Figure data in JSON
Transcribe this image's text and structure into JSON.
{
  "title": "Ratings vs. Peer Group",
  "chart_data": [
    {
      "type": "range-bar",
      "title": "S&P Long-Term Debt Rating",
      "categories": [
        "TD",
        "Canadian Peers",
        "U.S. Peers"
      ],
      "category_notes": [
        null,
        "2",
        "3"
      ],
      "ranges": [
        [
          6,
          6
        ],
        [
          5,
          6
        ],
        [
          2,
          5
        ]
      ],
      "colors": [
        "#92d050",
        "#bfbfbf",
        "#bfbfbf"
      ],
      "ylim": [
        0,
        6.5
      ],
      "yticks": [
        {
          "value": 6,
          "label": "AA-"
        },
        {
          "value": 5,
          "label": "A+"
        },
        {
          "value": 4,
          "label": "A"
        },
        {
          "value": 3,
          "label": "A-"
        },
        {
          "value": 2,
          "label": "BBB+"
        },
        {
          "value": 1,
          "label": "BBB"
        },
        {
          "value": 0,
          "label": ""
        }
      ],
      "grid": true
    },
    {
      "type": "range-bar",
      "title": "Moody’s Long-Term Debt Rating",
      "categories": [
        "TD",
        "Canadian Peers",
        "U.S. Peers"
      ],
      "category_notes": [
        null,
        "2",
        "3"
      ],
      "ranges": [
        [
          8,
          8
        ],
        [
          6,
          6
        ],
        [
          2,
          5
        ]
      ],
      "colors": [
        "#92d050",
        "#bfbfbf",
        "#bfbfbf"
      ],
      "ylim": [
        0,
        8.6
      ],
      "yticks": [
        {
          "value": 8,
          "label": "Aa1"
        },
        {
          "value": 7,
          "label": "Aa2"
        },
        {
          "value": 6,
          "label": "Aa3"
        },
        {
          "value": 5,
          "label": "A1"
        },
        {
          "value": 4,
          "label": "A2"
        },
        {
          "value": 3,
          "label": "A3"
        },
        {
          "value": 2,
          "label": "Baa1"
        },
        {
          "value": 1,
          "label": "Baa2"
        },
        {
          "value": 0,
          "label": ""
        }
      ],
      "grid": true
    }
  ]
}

**Task instructions:** Which lines contain the word "title"? Copy each of them.

**Result:**
  "title": "Ratings vs. Peer Group",
      "title": "S&P Long-Term Debt Rating",
      "title": "Moody’s Long-Term Debt Rating",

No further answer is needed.